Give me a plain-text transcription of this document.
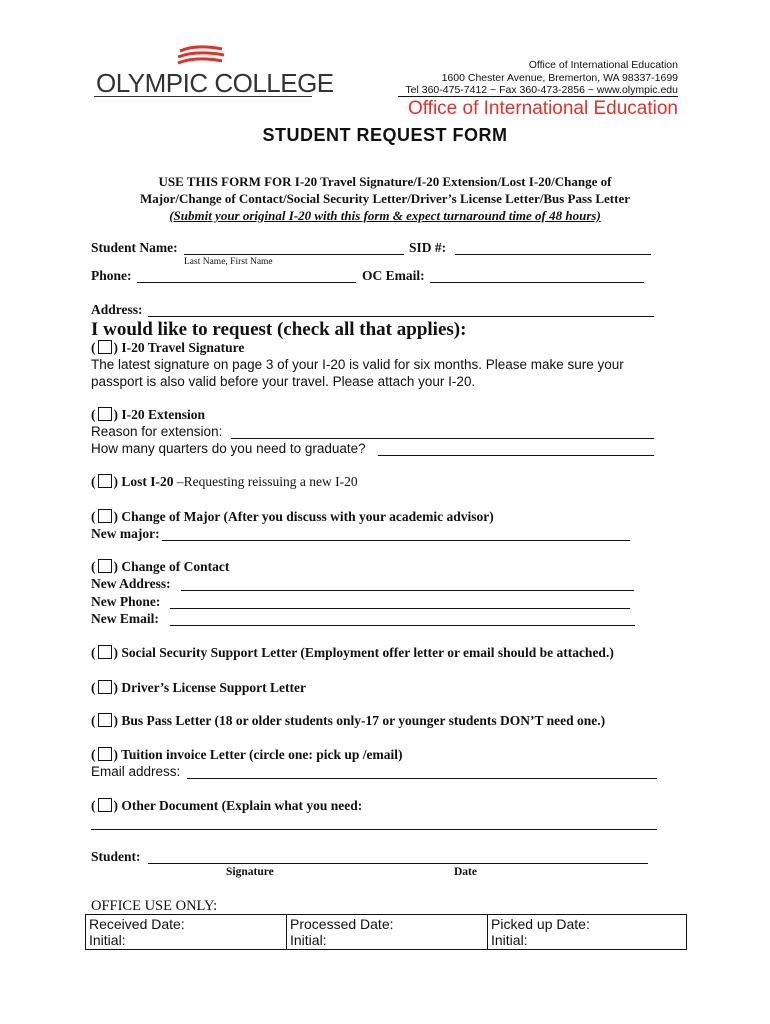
OLYMPIC COLLEGE
Office of International Education
1600 Chester Avenue, Bremerton, WA 98337-1699
Tel 360-475-7412 ~ Fax 360-473-2856 ~ www.olympic.edu
Office of International Education
STUDENT REQUEST FORM
USE THIS FORM FOR I-20 Travel Signature/I-20 Extension/Lost I-20/Change of
Major/Change of Contact/Social Security Letter/Driver’s License Letter/Bus Pass Letter
(Submit your original I-20 with this form & expect turnaround time of 48 hours)
Student Name:	SID #:
Last Name, First Name
Phone:	OC Email:
Address:
I would like to request (check all that applies):
( ) I-20 Travel Signature
The latest signature on page 3 of your I-20 is valid for six months. Please make sure your
passport is also valid before your travel. Please attach your I-20.
( ) I-20 Extension
Reason for extension:
How many quarters do you need to graduate?
( ) Lost I-20 –Requesting reissuing a new I-20
( ) Change of Major (After you discuss with your academic advisor)
New major:
( ) Change of Contact
New Address:
New Phone:
New Email:
( ) Social Security Support Letter (Employment offer letter or email should be attached.)
( ) Driver’s License Support Letter
( ) Bus Pass Letter (18 or older students only-17 or younger students DON’T need one.)
( ) Tuition invoice Letter (circle one: pick up /email)
Email address:
( ) Other Document (Explain what you need:
Student:
Signature	Date
OFFICE USE ONLY:
Received Date:
Initial:

Processed Date:
Initial:

Picked up Date:
Initial:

Instructions for the task:
Your task is to repeat the data above exactly while excluding the pictures.

Final result:
Give me a plain-text transcription of this document.
OLYMPIC COLLEGE
Office of International Education
1600 Chester Avenue, Bremerton, WA 98337-1699
Tel 360-475-7412 ~ Fax 360-473-2856 ~ www.olympic.edu
Office of International Education
STUDENT REQUEST FORM
USE THIS FORM FOR I-20 Travel Signature/I-20 Extension/Lost I-20/Change of
Major/Change of Contact/Social Security Letter/Driver’s License Letter/Bus Pass Letter
(Submit your original I-20 with this form & expect turnaround time of 48 hours)
Student Name:	SID #:
Last Name, First Name
Phone:	OC Email:
Address:
I would like to request (check all that applies):
( ) I-20 Travel Signature
The latest signature on page 3 of your I-20 is valid for six months. Please make sure your
passport is also valid before your travel. Please attach your I-20.
( ) I-20 Extension
Reason for extension:
How many quarters do you need to graduate?
( ) Lost I-20 –Requesting reissuing a new I-20
( ) Change of Major (After you discuss with your academic advisor)
New major:
( ) Change of Contact
New Address:
New Phone:
New Email:
( ) Social Security Support Letter (Employment offer letter or email should be attached.)
( ) Driver’s License Support Letter
( ) Bus Pass Letter (18 or older students only-17 or younger students DON’T need one.)
( ) Tuition invoice Letter (circle one: pick up /email)
Email address:
( ) Other Document (Explain what you need:
Student:
Signature	Date
OFFICE USE ONLY:
Received Date:
Initial:

Processed Date:
Initial:

Picked up Date:
Initial:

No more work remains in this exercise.